Exercise details: State only how many lines contain the string "ffffff".

++++ Data for the task

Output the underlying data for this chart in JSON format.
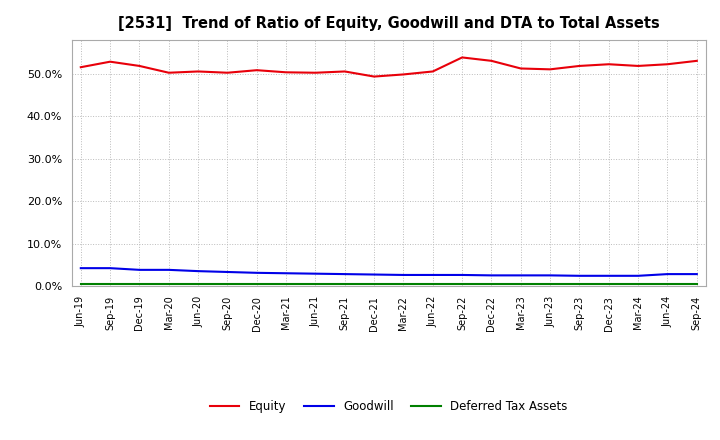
{
  "title": "[2531]  Trend of Ratio of Equity, Goodwill and DTA to Total Assets",
  "x_labels": [
    "Jun-19",
    "Sep-19",
    "Dec-19",
    "Mar-20",
    "Jun-20",
    "Sep-20",
    "Dec-20",
    "Mar-21",
    "Jun-21",
    "Sep-21",
    "Dec-21",
    "Mar-22",
    "Jun-22",
    "Sep-22",
    "Dec-22",
    "Mar-23",
    "Jun-23",
    "Sep-23",
    "Dec-23",
    "Mar-24",
    "Jun-24",
    "Sep-24"
  ],
  "equity": [
    51.5,
    52.8,
    51.8,
    50.2,
    50.5,
    50.2,
    50.8,
    50.3,
    50.2,
    50.5,
    49.3,
    49.8,
    50.5,
    53.8,
    53.0,
    51.2,
    51.0,
    51.8,
    52.2,
    51.8,
    52.2,
    53.0
  ],
  "goodwill": [
    4.2,
    4.2,
    3.8,
    3.8,
    3.5,
    3.3,
    3.1,
    3.0,
    2.9,
    2.8,
    2.7,
    2.6,
    2.6,
    2.6,
    2.5,
    2.5,
    2.5,
    2.4,
    2.4,
    2.4,
    2.8,
    2.8
  ],
  "dta": [
    0.5,
    0.5,
    0.5,
    0.5,
    0.5,
    0.5,
    0.5,
    0.5,
    0.5,
    0.5,
    0.5,
    0.5,
    0.5,
    0.5,
    0.5,
    0.5,
    0.5,
    0.5,
    0.5,
    0.5,
    0.5,
    0.5
  ],
  "equity_color": "#e8000a",
  "goodwill_color": "#0000e8",
  "dta_color": "#008000",
  "background_color": "#ffffff",
  "plot_bg_color": "#ffffff",
  "grid_color": "#aaaaaa",
  "ylim": [
    0,
    58
  ],
  "yticks": [
    0,
    10,
    20,
    30,
    40,
    50
  ],
  "legend_labels": [
    "Equity",
    "Goodwill",
    "Deferred Tax Assets"
  ]
}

++++++++

Solution below: 2